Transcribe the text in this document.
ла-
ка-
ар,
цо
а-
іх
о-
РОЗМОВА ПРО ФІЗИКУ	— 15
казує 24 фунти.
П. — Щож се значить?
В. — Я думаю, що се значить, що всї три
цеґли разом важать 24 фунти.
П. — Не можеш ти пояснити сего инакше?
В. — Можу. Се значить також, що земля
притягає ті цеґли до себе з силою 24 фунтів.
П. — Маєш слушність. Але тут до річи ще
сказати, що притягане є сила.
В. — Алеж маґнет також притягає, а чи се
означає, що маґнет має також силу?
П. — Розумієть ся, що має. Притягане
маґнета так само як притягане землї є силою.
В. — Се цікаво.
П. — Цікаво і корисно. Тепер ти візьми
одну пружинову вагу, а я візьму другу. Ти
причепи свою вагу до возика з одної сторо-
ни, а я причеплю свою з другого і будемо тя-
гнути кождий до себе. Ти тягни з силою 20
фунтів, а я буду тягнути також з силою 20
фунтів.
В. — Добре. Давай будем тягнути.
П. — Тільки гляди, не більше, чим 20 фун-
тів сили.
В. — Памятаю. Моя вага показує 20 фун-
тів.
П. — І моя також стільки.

---

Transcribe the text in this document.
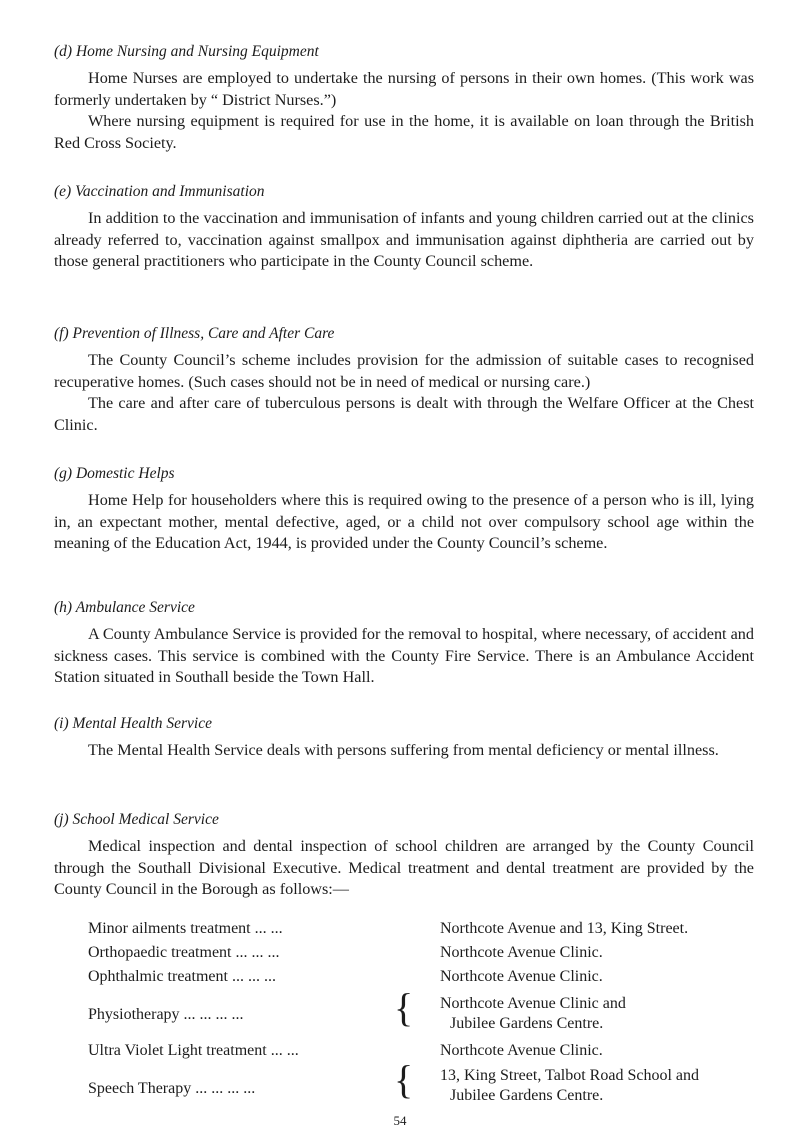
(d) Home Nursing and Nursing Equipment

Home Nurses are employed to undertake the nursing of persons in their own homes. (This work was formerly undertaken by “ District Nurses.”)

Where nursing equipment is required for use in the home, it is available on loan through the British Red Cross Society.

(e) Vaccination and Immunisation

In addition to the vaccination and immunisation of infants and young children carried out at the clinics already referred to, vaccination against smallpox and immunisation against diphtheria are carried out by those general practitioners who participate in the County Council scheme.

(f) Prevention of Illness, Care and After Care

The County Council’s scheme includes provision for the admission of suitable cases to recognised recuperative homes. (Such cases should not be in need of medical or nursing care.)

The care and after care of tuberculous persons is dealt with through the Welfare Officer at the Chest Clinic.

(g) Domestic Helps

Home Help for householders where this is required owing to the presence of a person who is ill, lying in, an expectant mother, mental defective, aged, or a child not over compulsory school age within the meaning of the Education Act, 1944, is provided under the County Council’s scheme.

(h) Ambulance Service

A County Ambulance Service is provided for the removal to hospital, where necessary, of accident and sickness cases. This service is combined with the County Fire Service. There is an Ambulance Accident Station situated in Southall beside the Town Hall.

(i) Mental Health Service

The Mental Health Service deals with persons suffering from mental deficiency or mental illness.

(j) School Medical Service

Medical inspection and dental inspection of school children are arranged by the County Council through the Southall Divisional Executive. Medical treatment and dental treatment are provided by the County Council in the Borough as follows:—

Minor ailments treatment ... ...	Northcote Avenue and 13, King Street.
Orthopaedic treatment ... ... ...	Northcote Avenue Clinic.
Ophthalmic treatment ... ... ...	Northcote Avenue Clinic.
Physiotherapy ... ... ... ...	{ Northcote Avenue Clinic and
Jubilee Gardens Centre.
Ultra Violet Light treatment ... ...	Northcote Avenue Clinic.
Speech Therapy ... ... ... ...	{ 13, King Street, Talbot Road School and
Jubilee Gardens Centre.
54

--

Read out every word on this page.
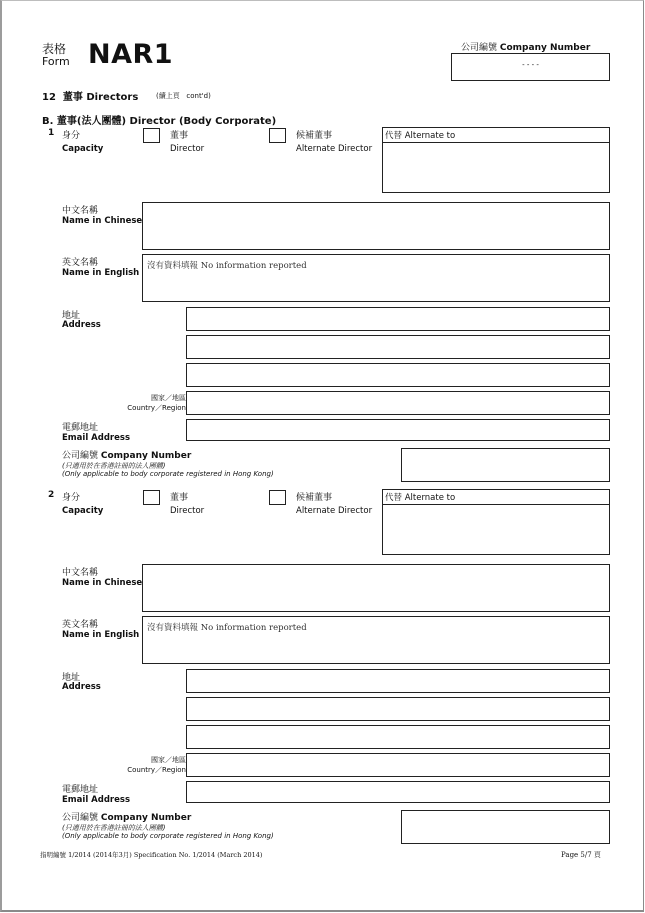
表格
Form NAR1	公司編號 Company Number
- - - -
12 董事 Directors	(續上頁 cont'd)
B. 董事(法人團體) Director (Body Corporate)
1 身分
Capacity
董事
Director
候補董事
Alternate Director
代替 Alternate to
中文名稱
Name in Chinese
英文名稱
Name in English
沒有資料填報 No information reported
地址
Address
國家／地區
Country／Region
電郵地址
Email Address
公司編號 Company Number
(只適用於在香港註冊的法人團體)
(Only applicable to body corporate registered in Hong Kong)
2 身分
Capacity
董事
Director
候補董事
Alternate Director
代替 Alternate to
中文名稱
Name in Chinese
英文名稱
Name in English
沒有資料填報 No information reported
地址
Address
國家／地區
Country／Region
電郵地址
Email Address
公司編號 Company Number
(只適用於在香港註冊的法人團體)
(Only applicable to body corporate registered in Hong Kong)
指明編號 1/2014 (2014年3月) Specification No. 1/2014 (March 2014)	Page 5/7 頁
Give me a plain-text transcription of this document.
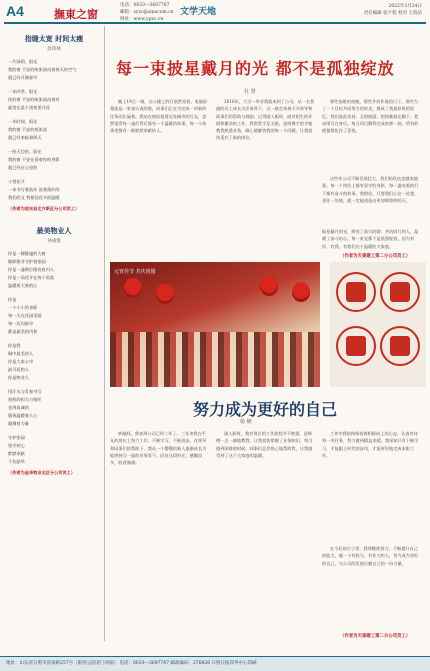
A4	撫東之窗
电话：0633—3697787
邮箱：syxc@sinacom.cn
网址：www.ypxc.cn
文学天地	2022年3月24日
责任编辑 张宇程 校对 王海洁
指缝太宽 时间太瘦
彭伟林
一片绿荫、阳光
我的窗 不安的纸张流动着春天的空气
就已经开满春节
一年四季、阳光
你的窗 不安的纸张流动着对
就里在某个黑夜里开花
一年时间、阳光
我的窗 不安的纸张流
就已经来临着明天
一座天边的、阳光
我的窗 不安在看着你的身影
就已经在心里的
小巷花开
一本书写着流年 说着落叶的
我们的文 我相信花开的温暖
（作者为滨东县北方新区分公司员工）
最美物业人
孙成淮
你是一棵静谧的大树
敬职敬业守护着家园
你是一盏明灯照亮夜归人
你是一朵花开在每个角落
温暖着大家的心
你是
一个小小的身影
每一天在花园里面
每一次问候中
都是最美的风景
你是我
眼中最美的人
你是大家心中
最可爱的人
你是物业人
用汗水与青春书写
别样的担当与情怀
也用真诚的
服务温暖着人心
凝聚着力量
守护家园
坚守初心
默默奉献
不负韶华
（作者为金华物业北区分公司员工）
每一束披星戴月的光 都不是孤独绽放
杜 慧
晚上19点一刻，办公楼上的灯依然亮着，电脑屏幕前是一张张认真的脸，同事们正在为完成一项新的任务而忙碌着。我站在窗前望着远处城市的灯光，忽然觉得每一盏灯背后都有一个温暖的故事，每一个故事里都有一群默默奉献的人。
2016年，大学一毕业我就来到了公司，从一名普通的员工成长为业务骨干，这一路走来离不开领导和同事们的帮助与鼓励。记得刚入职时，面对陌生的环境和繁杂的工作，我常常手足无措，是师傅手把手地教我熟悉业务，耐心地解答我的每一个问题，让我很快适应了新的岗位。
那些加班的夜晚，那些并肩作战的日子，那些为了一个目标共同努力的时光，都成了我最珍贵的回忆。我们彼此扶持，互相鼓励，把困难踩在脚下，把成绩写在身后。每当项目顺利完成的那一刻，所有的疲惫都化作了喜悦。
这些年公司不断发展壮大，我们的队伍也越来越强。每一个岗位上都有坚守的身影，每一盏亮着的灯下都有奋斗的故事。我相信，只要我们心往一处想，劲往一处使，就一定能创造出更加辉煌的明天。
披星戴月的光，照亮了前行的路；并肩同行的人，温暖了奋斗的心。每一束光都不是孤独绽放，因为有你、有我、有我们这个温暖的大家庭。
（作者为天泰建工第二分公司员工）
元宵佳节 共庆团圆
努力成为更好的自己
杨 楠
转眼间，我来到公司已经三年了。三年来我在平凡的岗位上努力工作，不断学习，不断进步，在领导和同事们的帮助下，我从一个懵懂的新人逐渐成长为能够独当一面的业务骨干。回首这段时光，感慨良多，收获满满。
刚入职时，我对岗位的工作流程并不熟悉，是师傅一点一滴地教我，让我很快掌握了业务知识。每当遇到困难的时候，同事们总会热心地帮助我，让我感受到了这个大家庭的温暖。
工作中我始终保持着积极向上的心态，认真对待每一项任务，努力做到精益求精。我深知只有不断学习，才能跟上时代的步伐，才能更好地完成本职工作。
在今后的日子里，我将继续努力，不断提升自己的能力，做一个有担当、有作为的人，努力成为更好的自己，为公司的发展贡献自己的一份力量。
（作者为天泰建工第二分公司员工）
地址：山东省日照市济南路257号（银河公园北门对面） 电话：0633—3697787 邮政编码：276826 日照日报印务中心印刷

§ **DIRECTION**
Collect the lines of the records that include the string "Council".

§ **THE RESPONSE**
In addition to the vaccination and immunisation of infants and young children carried out at the clinics already referred to, vaccination against smallpox and immunisation against diphtheria are carried out by those general practitioners who participate in the County Council scheme.
The County Council’s scheme includes provision for the admission of suitable cases to recognised recuperative homes. (Such cases should not be in need of medical or nursing care.)
Home Help for householders where this is required owing to the presence of a person who is ill, lying in, an expectant mother, mental defective, aged, or a child not over compulsory school age within the meaning of the Education Act, 1944, is provided under the County Council’s scheme.
Medical inspection and dental inspection of school children are arranged by the County Council through the Southall Divisional Executive. Medical treatment and dental treatment are provided by the County Council in the Borough as follows:—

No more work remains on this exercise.